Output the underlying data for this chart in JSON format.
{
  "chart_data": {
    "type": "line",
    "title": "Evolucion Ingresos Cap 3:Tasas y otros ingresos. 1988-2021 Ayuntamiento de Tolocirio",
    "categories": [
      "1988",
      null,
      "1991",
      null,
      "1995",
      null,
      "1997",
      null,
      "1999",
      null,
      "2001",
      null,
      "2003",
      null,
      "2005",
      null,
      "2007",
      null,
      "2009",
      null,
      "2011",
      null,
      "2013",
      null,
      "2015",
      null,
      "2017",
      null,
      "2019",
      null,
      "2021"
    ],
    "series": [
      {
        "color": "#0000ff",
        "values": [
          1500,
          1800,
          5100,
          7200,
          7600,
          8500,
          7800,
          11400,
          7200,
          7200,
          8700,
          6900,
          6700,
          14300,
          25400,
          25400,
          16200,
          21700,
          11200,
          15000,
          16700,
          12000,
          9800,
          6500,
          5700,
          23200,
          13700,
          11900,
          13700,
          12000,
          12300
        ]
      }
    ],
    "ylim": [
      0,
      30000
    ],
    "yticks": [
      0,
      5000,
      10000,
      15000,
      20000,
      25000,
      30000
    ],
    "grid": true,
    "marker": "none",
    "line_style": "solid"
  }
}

==============================

WRITTEN REQUEST:
Write every entry out again exactly.

RESPONSE:
Output the underlying data for this chart in JSON format.
{
  "chart_data": {
    "type": "line",
    "title": "Evolucion Ingresos Cap 3:Tasas y otros ingresos. 1988-2021 Ayuntamiento de Tolocirio",
    "categories": [
      "1988",
      null,
      "1991",
      null,
      "1995",
      null,
      "1997",
      null,
      "1999",
      null,
      "2001",
      null,
      "2003",
      null,
      "2005",
      null,
      "2007",
      null,
      "2009",
      null,
      "2011",
      null,
      "2013",
      null,
      "2015",
      null,
      "2017",
      null,
      "2019",
      null,
      "2021"
    ],
    "series": [
      {
        "color": "#0000ff",
        "values": [
          1500,
          1800,
          5100,
          7200,
          7600,
          8500,
          7800,
          11400,
          7200,
          7200,
          8700,
          6900,
          6700,
          14300,
          25400,
          25400,
          16200,
          21700,
          11200,
          15000,
          16700,
          12000,
          9800,
          6500,
          5700,
          23200,
          13700,
          11900,
          13700,
          12000,
          12300
        ]
      }
    ],
    "ylim": [
      0,
      30000
    ],
    "yticks": [
      0,
      5000,
      10000,
      15000,
      20000,
      25000,
      30000
    ],
    "grid": true,
    "marker": "none",
    "line_style": "solid"
  }
}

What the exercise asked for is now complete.